◆ The task ◆
Could you write out the records below exactly as they appear, leaving out any pictures?
----- Provided data
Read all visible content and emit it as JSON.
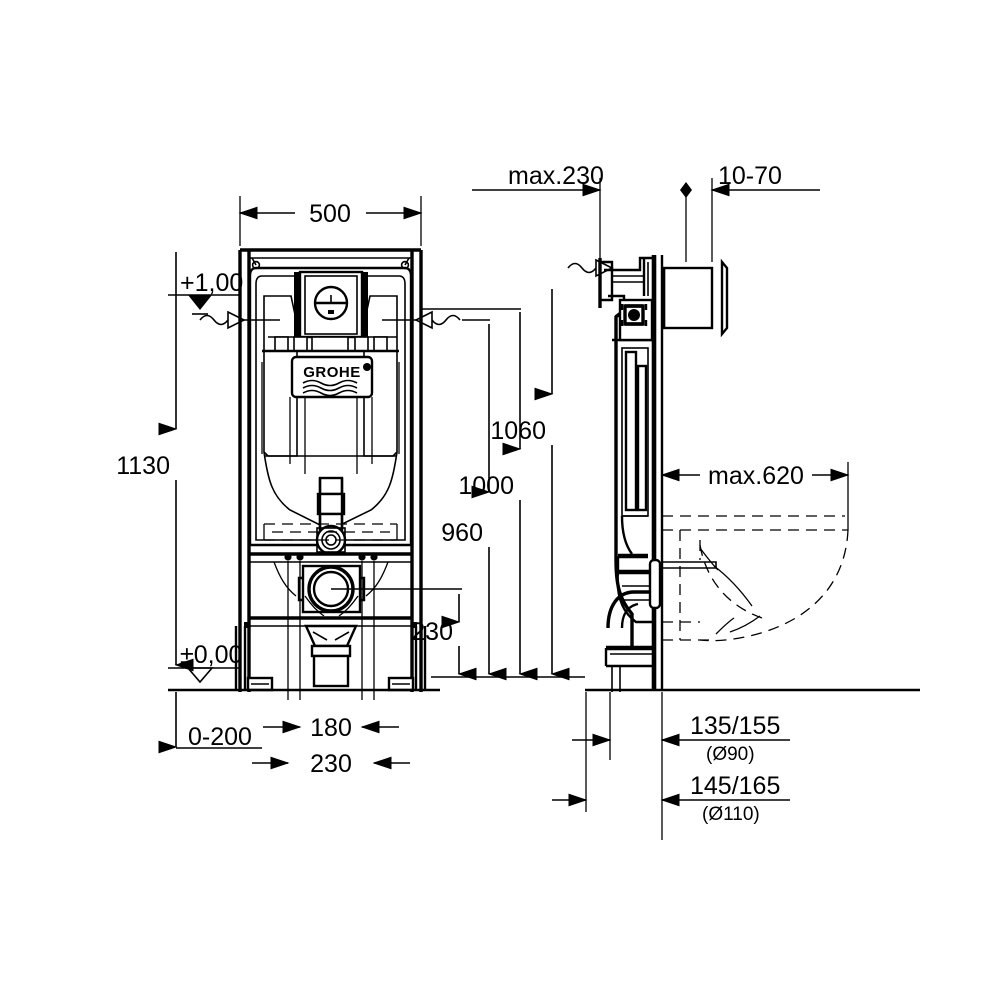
{
  "document": {
    "type": "technical-dimension-drawing",
    "subject": "GROHE concealed cistern installation frame (front view, side view, WC bowl outline)",
    "brand": "GROHE",
    "units": "millimetres",
    "line_color": "#000000",
    "background_color": "#ffffff"
  },
  "front_view": {
    "width_dimension": "500",
    "height_dimension": "1130",
    "top_level_marker": "+1,00",
    "floor_level_marker": "±0,00",
    "foot_adjust_dimension": "0-200",
    "outlet_offset_dimension": "180",
    "outlet_spacing_dimension": "230",
    "logo_label": "GROHE"
  },
  "vertical_chain": {
    "d230": "230",
    "d960": "960",
    "d1000": "1000",
    "d1060": "1060"
  },
  "side_view": {
    "top_offset": "max.230",
    "plate_projection": "10-70",
    "bowl_projection": "max.620",
    "outlet_90": "135/155",
    "outlet_90_dia": "(Ø90)",
    "outlet_110": "145/165",
    "outlet_110_dia": "(Ø110)"
  }
}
----------
◆ Written reply ◆
Read all visible content and emit it as JSON.
{
  "document": {
    "type": "technical-dimension-drawing",
    "subject": "GROHE concealed cistern installation frame (front view, side view, WC bowl outline)",
    "brand": "GROHE",
    "units": "millimetres",
    "line_color": "#000000",
    "background_color": "#ffffff"
  },
  "front_view": {
    "width_dimension": "500",
    "height_dimension": "1130",
    "top_level_marker": "+1,00",
    "floor_level_marker": "±0,00",
    "foot_adjust_dimension": "0-200",
    "outlet_offset_dimension": "180",
    "outlet_spacing_dimension": "230",
    "logo_label": "GROHE"
  },
  "vertical_chain": {
    "d230": "230",
    "d960": "960",
    "d1000": "1000",
    "d1060": "1060"
  },
  "side_view": {
    "top_offset": "max.230",
    "plate_projection": "10-70",
    "bowl_projection": "max.620",
    "outlet_90": "135/155",
    "outlet_90_dia": "(Ø90)",
    "outlet_110": "145/165",
    "outlet_110_dia": "(Ø110)"
  }
}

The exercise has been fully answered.